- **WRITTEN TASK**
Each entry that follows must be output without any deviation.

- **DATA PROVIDED**

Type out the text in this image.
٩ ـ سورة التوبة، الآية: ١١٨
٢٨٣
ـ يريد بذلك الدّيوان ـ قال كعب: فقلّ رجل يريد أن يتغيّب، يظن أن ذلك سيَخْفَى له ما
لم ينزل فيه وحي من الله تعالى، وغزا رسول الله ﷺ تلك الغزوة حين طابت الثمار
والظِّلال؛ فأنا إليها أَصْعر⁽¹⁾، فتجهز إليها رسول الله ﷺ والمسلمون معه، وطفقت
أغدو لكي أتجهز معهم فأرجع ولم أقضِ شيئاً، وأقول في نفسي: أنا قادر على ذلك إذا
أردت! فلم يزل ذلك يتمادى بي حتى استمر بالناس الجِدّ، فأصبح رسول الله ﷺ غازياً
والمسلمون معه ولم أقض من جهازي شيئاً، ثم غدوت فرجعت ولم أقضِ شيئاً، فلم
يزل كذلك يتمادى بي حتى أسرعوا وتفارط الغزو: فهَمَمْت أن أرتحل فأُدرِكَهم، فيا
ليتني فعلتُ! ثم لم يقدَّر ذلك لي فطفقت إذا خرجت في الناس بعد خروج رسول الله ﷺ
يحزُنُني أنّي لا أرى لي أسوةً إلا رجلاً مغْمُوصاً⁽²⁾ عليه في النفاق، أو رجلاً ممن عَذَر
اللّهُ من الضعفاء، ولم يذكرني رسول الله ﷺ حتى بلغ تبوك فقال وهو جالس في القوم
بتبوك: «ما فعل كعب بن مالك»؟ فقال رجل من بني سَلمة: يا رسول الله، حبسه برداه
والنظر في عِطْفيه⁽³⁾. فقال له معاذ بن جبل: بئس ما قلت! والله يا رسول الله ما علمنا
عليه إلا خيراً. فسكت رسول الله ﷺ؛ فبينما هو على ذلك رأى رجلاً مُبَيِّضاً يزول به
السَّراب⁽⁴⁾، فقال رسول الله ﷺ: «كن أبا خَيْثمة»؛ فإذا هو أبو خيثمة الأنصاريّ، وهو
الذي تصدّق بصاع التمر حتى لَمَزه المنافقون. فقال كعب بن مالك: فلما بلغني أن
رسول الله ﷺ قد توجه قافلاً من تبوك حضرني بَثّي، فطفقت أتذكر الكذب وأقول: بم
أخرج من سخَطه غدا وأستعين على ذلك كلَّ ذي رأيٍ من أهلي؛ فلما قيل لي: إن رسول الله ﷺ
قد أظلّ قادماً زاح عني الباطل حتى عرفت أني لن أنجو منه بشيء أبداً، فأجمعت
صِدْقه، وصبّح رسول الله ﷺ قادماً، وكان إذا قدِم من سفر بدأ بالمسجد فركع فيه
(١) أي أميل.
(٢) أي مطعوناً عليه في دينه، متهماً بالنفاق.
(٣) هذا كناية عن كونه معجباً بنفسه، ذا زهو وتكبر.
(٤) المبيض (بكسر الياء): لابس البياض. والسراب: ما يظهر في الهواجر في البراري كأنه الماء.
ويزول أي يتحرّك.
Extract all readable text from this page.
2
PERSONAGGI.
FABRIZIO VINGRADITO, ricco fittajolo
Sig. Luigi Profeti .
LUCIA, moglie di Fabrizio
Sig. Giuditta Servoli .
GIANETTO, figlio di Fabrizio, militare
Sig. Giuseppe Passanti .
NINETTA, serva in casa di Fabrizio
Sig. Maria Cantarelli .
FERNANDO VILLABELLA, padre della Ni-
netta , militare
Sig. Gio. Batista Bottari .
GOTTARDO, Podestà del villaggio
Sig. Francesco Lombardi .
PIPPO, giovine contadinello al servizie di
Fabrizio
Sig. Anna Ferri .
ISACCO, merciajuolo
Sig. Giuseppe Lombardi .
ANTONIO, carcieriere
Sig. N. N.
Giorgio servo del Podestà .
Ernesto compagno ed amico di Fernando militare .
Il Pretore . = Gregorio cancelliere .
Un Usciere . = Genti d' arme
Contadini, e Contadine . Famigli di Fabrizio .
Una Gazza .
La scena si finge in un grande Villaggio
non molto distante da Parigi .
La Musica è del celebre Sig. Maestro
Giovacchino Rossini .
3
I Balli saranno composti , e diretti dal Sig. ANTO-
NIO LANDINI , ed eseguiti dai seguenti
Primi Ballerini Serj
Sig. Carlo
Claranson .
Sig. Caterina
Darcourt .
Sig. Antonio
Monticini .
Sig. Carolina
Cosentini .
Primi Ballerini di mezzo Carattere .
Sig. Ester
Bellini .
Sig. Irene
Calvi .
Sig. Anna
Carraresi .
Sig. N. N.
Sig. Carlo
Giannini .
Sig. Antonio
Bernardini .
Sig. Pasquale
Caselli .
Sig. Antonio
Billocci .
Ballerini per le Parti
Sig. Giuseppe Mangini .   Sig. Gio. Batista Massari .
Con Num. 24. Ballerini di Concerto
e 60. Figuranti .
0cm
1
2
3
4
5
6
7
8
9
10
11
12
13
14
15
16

- **RIGHT ANSWER**
Type out the text in this image.
٩ ـ سورة التوبة، الآية: ١١٨
٢٨٣
ـ يريد بذلك الدّيوان ـ قال كعب: فقلّ رجل يريد أن يتغيّب، يظن أن ذلك سيَخْفَى له ما
لم ينزل فيه وحي من الله تعالى، وغزا رسول الله ﷺ تلك الغزوة حين طابت الثمار
والظِّلال؛ فأنا إليها أَصْعر⁽¹⁾، فتجهز إليها رسول الله ﷺ والمسلمون معه، وطفقت
أغدو لكي أتجهز معهم فأرجع ولم أقضِ شيئاً، وأقول في نفسي: أنا قادر على ذلك إذا
أردت! فلم يزل ذلك يتمادى بي حتى استمر بالناس الجِدّ، فأصبح رسول الله ﷺ غازياً
والمسلمون معه ولم أقض من جهازي شيئاً، ثم غدوت فرجعت ولم أقضِ شيئاً، فلم
يزل كذلك يتمادى بي حتى أسرعوا وتفارط الغزو: فهَمَمْت أن أرتحل فأُدرِكَهم، فيا
ليتني فعلتُ! ثم لم يقدَّر ذلك لي فطفقت إذا خرجت في الناس بعد خروج رسول الله ﷺ
يحزُنُني أنّي لا أرى لي أسوةً إلا رجلاً مغْمُوصاً⁽²⁾ عليه في النفاق، أو رجلاً ممن عَذَر
اللّهُ من الضعفاء، ولم يذكرني رسول الله ﷺ حتى بلغ تبوك فقال وهو جالس في القوم
بتبوك: «ما فعل كعب بن مالك»؟ فقال رجل من بني سَلمة: يا رسول الله، حبسه برداه
والنظر في عِطْفيه⁽³⁾. فقال له معاذ بن جبل: بئس ما قلت! والله يا رسول الله ما علمنا
عليه إلا خيراً. فسكت رسول الله ﷺ؛ فبينما هو على ذلك رأى رجلاً مُبَيِّضاً يزول به
السَّراب⁽⁴⁾، فقال رسول الله ﷺ: «كن أبا خَيْثمة»؛ فإذا هو أبو خيثمة الأنصاريّ، وهو
الذي تصدّق بصاع التمر حتى لَمَزه المنافقون. فقال كعب بن مالك: فلما بلغني أن
رسول الله ﷺ قد توجه قافلاً من تبوك حضرني بَثّي، فطفقت أتذكر الكذب وأقول: بم
أخرج من سخَطه غدا وأستعين على ذلك كلَّ ذي رأيٍ من أهلي؛ فلما قيل لي: إن رسول الله ﷺ
قد أظلّ قادماً زاح عني الباطل حتى عرفت أني لن أنجو منه بشيء أبداً، فأجمعت
صِدْقه، وصبّح رسول الله ﷺ قادماً، وكان إذا قدِم من سفر بدأ بالمسجد فركع فيه
(١) أي أميل.
(٢) أي مطعوناً عليه في دينه، متهماً بالنفاق.
(٣) هذا كناية عن كونه معجباً بنفسه، ذا زهو وتكبر.
(٤) المبيض (بكسر الياء): لابس البياض. والسراب: ما يظهر في الهواجر في البراري كأنه الماء.
ويزول أي يتحرّك.
Extract all readable text from this page.
2
PERSONAGGI.
FABRIZIO VINGRADITO, ricco fittajolo
Sig. Luigi Profeti .
LUCIA, moglie di Fabrizio
Sig. Giuditta Servoli .
GIANETTO, figlio di Fabrizio, militare
Sig. Giuseppe Passanti .
NINETTA, serva in casa di Fabrizio
Sig. Maria Cantarelli .
FERNANDO VILLABELLA, padre della Ni-
netta , militare
Sig. Gio. Batista Bottari .
GOTTARDO, Podestà del villaggio
Sig. Francesco Lombardi .
PIPPO, giovine contadinello al servizie di
Fabrizio
Sig. Anna Ferri .
ISACCO, merciajuolo
Sig. Giuseppe Lombardi .
ANTONIO, carcieriere
Sig. N. N.
Giorgio servo del Podestà .
Ernesto compagno ed amico di Fernando militare .
Il Pretore . = Gregorio cancelliere .
Un Usciere . = Genti d' arme
Contadini, e Contadine . Famigli di Fabrizio .
Una Gazza .
La scena si finge in un grande Villaggio
non molto distante da Parigi .
La Musica è del celebre Sig. Maestro
Giovacchino Rossini .
3
I Balli saranno composti , e diretti dal Sig. ANTO-
NIO LANDINI , ed eseguiti dai seguenti
Primi Ballerini Serj
Sig. Carlo
Claranson .
Sig. Caterina
Darcourt .
Sig. Antonio
Monticini .
Sig. Carolina
Cosentini .
Primi Ballerini di mezzo Carattere .
Sig. Ester
Bellini .
Sig. Irene
Calvi .
Sig. Anna
Carraresi .
Sig. N. N.
Sig. Carlo
Giannini .
Sig. Antonio
Bernardini .
Sig. Pasquale
Caselli .
Sig. Antonio
Billocci .
Ballerini per le Parti
Sig. Giuseppe Mangini .   Sig. Gio. Batista Massari .
Con Num. 24. Ballerini di Concerto
e 60. Figuranti .
0cm
1
2
3
4
5
6
7
8
9
10
11
12
13
14
15
16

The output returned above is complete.